### Exercise prompt
A bare number is all that is needed: how many lines below contain the string "suffix"?

### Exercise materials
=== Section Start ===

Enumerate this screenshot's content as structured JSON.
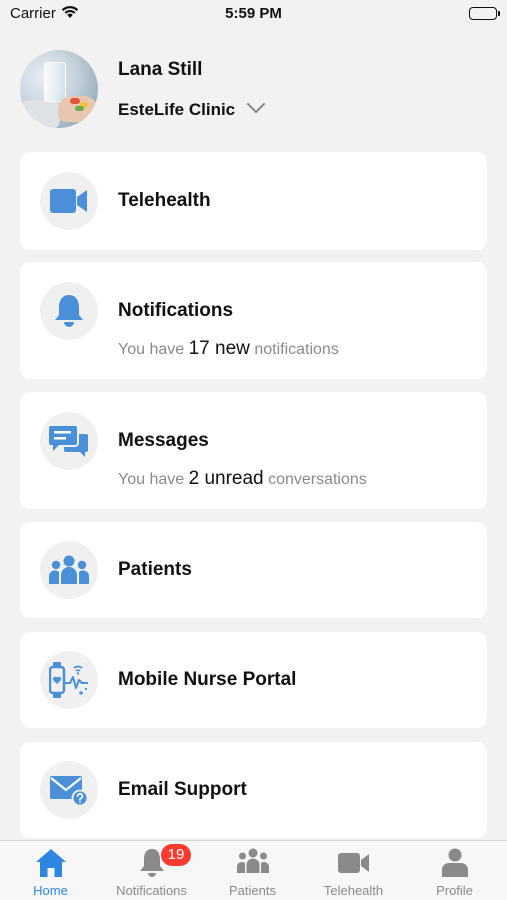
{
  "status_bar": {
    "carrier": "Carrier",
    "time": "5:59 PM"
  },
  "profile": {
    "name": "Lana Still",
    "clinic": "EsteLife Clinic"
  },
  "cards": {
    "telehealth": {
      "title": "Telehealth"
    },
    "notifications": {
      "title": "Notifications",
      "prefix": "You have",
      "count": "17 new",
      "suffix": "notifications"
    },
    "messages": {
      "title": "Messages",
      "prefix": "You have",
      "count": "2 unread",
      "suffix": "conversations"
    },
    "patients": {
      "title": "Patients"
    },
    "nurse": {
      "title": "Mobile Nurse Portal"
    },
    "email": {
      "title": "Email Support"
    }
  },
  "tabs": {
    "home": "Home",
    "notifications": "Notifications",
    "notifications_badge": "19",
    "patients": "Patients",
    "telehealth": "Telehealth",
    "profile": "Profile"
  },
  "colors": {
    "accent": "#2f86e0",
    "icon_blue": "#4a90d9",
    "tab_gray": "#8a8a8a",
    "badge_red": "#ff3b30"
  }
}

=== Section End ===

### Exercise answer
2